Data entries
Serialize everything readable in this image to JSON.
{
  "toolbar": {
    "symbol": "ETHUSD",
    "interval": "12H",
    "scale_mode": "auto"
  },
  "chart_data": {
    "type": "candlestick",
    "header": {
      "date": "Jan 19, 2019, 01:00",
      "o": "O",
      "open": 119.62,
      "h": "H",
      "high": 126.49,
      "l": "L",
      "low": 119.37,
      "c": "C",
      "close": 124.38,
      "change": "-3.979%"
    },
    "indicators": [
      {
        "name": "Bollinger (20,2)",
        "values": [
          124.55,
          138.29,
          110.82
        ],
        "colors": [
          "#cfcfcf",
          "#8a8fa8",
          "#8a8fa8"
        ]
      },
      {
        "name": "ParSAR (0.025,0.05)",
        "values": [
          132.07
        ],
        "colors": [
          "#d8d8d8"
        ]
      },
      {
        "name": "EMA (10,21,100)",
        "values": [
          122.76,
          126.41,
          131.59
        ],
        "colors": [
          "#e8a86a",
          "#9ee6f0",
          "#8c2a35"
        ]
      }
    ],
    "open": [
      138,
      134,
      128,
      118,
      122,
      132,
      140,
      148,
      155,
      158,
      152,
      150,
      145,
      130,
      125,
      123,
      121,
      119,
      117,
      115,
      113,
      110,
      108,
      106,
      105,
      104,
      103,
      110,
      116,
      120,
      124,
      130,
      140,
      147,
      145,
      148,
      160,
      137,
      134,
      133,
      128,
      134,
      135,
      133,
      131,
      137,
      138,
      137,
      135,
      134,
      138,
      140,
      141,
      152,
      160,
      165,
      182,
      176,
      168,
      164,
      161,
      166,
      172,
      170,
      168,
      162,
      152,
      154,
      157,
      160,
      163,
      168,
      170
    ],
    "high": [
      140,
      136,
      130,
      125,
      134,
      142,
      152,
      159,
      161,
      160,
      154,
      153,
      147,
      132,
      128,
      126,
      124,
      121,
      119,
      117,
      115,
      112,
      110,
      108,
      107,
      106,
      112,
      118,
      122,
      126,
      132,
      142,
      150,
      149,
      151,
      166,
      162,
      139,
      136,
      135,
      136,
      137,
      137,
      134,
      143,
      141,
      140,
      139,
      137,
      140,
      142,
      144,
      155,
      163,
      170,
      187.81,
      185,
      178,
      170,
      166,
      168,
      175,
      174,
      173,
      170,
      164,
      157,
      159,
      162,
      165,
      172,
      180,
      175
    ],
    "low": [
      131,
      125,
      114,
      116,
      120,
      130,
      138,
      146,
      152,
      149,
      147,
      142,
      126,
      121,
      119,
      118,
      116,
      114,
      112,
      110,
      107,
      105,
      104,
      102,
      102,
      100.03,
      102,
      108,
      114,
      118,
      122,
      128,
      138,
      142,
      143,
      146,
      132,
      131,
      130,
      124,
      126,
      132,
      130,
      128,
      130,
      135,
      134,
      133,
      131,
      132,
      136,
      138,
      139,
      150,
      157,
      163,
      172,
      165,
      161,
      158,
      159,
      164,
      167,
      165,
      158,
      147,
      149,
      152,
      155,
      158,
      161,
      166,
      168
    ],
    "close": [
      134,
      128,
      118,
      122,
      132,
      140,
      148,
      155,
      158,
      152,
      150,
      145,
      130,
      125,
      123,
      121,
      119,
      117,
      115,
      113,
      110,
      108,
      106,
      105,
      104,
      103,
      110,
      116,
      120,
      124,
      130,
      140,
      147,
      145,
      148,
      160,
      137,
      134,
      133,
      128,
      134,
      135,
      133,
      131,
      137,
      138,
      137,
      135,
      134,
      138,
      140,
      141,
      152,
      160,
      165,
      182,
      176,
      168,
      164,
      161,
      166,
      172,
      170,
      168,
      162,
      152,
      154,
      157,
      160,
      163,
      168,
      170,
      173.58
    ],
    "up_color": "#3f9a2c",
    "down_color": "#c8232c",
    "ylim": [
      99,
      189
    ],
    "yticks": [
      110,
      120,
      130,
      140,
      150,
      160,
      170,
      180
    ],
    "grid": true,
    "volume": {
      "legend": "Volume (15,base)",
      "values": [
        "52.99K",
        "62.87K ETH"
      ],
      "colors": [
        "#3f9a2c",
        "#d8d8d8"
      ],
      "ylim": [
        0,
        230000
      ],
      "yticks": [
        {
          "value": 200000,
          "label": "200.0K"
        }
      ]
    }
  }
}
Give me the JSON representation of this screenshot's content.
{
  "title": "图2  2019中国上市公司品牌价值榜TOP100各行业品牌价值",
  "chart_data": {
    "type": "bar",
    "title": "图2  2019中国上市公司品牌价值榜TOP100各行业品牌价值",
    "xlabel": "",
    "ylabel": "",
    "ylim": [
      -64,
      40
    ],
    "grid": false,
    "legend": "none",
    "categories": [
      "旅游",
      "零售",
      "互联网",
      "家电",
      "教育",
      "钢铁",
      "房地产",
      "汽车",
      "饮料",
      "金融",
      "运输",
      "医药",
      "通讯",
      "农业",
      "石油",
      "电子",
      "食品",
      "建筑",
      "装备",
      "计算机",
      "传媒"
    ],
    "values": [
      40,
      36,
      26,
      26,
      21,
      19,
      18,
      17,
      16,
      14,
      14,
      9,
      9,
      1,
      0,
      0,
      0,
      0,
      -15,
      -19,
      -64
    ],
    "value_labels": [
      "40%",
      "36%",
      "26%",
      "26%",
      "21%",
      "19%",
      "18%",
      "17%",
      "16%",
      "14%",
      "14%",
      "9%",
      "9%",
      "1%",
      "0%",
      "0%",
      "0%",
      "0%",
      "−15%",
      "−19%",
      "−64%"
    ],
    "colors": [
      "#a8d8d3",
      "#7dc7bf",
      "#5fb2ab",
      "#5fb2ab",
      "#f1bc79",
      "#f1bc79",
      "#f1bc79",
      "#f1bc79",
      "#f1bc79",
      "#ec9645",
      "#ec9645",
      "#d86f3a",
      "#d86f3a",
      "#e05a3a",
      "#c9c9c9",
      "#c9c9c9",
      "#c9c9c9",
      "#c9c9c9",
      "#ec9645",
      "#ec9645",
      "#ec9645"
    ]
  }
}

EXERCISE: Repeat all the entries word for word.

SOLVED PROBLEM:
Serialize everything readable in this image to JSON.
{
  "toolbar": {
    "symbol": "ETHUSD",
    "interval": "12H",
    "scale_mode": "auto"
  },
  "chart_data": {
    "type": "candlestick",
    "header": {
      "date": "Jan 19, 2019, 01:00",
      "o": "O",
      "open": 119.62,
      "h": "H",
      "high": 126.49,
      "l": "L",
      "low": 119.37,
      "c": "C",
      "close": 124.38,
      "change": "-3.979%"
    },
    "indicators": [
      {
        "name": "Bollinger (20,2)",
        "values": [
          124.55,
          138.29,
          110.82
        ],
        "colors": [
          "#cfcfcf",
          "#8a8fa8",
          "#8a8fa8"
        ]
      },
      {
        "name": "ParSAR (0.025,0.05)",
        "values": [
          132.07
        ],
        "colors": [
          "#d8d8d8"
        ]
      },
      {
        "name": "EMA (10,21,100)",
        "values": [
          122.76,
          126.41,
          131.59
        ],
        "colors": [
          "#e8a86a",
          "#9ee6f0",
          "#8c2a35"
        ]
      }
    ],
    "open": [
      138,
      134,
      128,
      118,
      122,
      132,
      140,
      148,
      155,
      158,
      152,
      150,
      145,
      130,
      125,
      123,
      121,
      119,
      117,
      115,
      113,
      110,
      108,
      106,
      105,
      104,
      103,
      110,
      116,
      120,
      124,
      130,
      140,
      147,
      145,
      148,
      160,
      137,
      134,
      133,
      128,
      134,
      135,
      133,
      131,
      137,
      138,
      137,
      135,
      134,
      138,
      140,
      141,
      152,
      160,
      165,
      182,
      176,
      168,
      164,
      161,
      166,
      172,
      170,
      168,
      162,
      152,
      154,
      157,
      160,
      163,
      168,
      170
    ],
    "high": [
      140,
      136,
      130,
      125,
      134,
      142,
      152,
      159,
      161,
      160,
      154,
      153,
      147,
      132,
      128,
      126,
      124,
      121,
      119,
      117,
      115,
      112,
      110,
      108,
      107,
      106,
      112,
      118,
      122,
      126,
      132,
      142,
      150,
      149,
      151,
      166,
      162,
      139,
      136,
      135,
      136,
      137,
      137,
      134,
      143,
      141,
      140,
      139,
      137,
      140,
      142,
      144,
      155,
      163,
      170,
      187.81,
      185,
      178,
      170,
      166,
      168,
      175,
      174,
      173,
      170,
      164,
      157,
      159,
      162,
      165,
      172,
      180,
      175
    ],
    "low": [
      131,
      125,
      114,
      116,
      120,
      130,
      138,
      146,
      152,
      149,
      147,
      142,
      126,
      121,
      119,
      118,
      116,
      114,
      112,
      110,
      107,
      105,
      104,
      102,
      102,
      100.03,
      102,
      108,
      114,
      118,
      122,
      128,
      138,
      142,
      143,
      146,
      132,
      131,
      130,
      124,
      126,
      132,
      130,
      128,
      130,
      135,
      134,
      133,
      131,
      132,
      136,
      138,
      139,
      150,
      157,
      163,
      172,
      165,
      161,
      158,
      159,
      164,
      167,
      165,
      158,
      147,
      149,
      152,
      155,
      158,
      161,
      166,
      168
    ],
    "close": [
      134,
      128,
      118,
      122,
      132,
      140,
      148,
      155,
      158,
      152,
      150,
      145,
      130,
      125,
      123,
      121,
      119,
      117,
      115,
      113,
      110,
      108,
      106,
      105,
      104,
      103,
      110,
      116,
      120,
      124,
      130,
      140,
      147,
      145,
      148,
      160,
      137,
      134,
      133,
      128,
      134,
      135,
      133,
      131,
      137,
      138,
      137,
      135,
      134,
      138,
      140,
      141,
      152,
      160,
      165,
      182,
      176,
      168,
      164,
      161,
      166,
      172,
      170,
      168,
      162,
      152,
      154,
      157,
      160,
      163,
      168,
      170,
      173.58
    ],
    "up_color": "#3f9a2c",
    "down_color": "#c8232c",
    "ylim": [
      99,
      189
    ],
    "yticks": [
      110,
      120,
      130,
      140,
      150,
      160,
      170,
      180
    ],
    "grid": true,
    "volume": {
      "legend": "Volume (15,base)",
      "values": [
        "52.99K",
        "62.87K ETH"
      ],
      "colors": [
        "#3f9a2c",
        "#d8d8d8"
      ],
      "ylim": [
        0,
        230000
      ],
      "yticks": [
        {
          "value": 200000,
          "label": "200.0K"
        }
      ]
    }
  }
}
Give me the JSON representation of this screenshot's content.
{
  "title": "图2  2019中国上市公司品牌价值榜TOP100各行业品牌价值",
  "chart_data": {
    "type": "bar",
    "title": "图2  2019中国上市公司品牌价值榜TOP100各行业品牌价值",
    "xlabel": "",
    "ylabel": "",
    "ylim": [
      -64,
      40
    ],
    "grid": false,
    "legend": "none",
    "categories": [
      "旅游",
      "零售",
      "互联网",
      "家电",
      "教育",
      "钢铁",
      "房地产",
      "汽车",
      "饮料",
      "金融",
      "运输",
      "医药",
      "通讯",
      "农业",
      "石油",
      "电子",
      "食品",
      "建筑",
      "装备",
      "计算机",
      "传媒"
    ],
    "values": [
      40,
      36,
      26,
      26,
      21,
      19,
      18,
      17,
      16,
      14,
      14,
      9,
      9,
      1,
      0,
      0,
      0,
      0,
      -15,
      -19,
      -64
    ],
    "value_labels": [
      "40%",
      "36%",
      "26%",
      "26%",
      "21%",
      "19%",
      "18%",
      "17%",
      "16%",
      "14%",
      "14%",
      "9%",
      "9%",
      "1%",
      "0%",
      "0%",
      "0%",
      "0%",
      "−15%",
      "−19%",
      "−64%"
    ],
    "colors": [
      "#a8d8d3",
      "#7dc7bf",
      "#5fb2ab",
      "#5fb2ab",
      "#f1bc79",
      "#f1bc79",
      "#f1bc79",
      "#f1bc79",
      "#f1bc79",
      "#ec9645",
      "#ec9645",
      "#d86f3a",
      "#d86f3a",
      "#e05a3a",
      "#c9c9c9",
      "#c9c9c9",
      "#c9c9c9",
      "#c9c9c9",
      "#ec9645",
      "#ec9645",
      "#ec9645"
    ]
  }
}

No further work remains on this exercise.